Job >> Skip the pictures. Reproduce all other material exactly.

Rows >>
-=-=-

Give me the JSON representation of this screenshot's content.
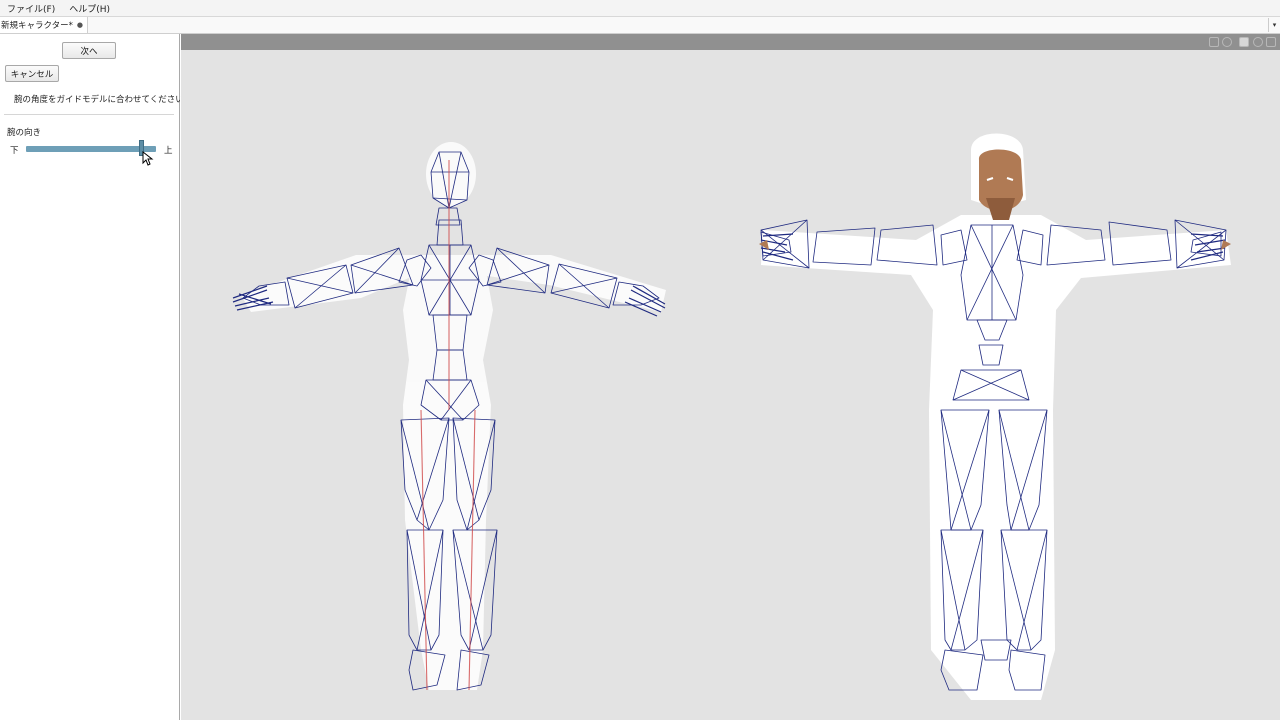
{
  "menubar": {
    "file": "ファイル(F)",
    "help": "ヘルプ(H)"
  },
  "tabs": [
    {
      "label": "新規キャラクター*",
      "close": "●"
    }
  ],
  "tab_dropdown": "▾",
  "sidebar": {
    "next_label": "次へ",
    "cancel_label": "キャンセル",
    "instruction": "腕の角度をガイドモデルに合わせてください。",
    "arm_direction_label": "腕の向き",
    "slider": {
      "min_label": "下",
      "max_label": "上",
      "value": 0.9
    }
  },
  "viewport": {
    "toolbar_icons": [
      "grid-icon",
      "sphere-icon",
      "camera-icon",
      "gear-icon",
      "close-icon"
    ],
    "colors": {
      "background": "#e3e3e3",
      "wireframe": "#1f2a80",
      "bone": "#d04848",
      "skin": "#b07a54",
      "silhouette": "#ffffff"
    }
  }
}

-=-=-

Reply to the task >>
Give me the JSON representation of this screenshot's content.
{
  "menubar": {
    "file": "ファイル(F)",
    "help": "ヘルプ(H)"
  },
  "tabs": [
    {
      "label": "新規キャラクター*",
      "close": "●"
    }
  ],
  "tab_dropdown": "▾",
  "sidebar": {
    "next_label": "次へ",
    "cancel_label": "キャンセル",
    "instruction": "腕の角度をガイドモデルに合わせてください。",
    "arm_direction_label": "腕の向き",
    "slider": {
      "min_label": "下",
      "max_label": "上",
      "value": 0.9
    }
  },
  "viewport": {
    "toolbar_icons": [
      "grid-icon",
      "sphere-icon",
      "camera-icon",
      "gear-icon",
      "close-icon"
    ],
    "colors": {
      "background": "#e3e3e3",
      "wireframe": "#1f2a80",
      "bone": "#d04848",
      "skin": "#b07a54",
      "silhouette": "#ffffff"
    }
  }
}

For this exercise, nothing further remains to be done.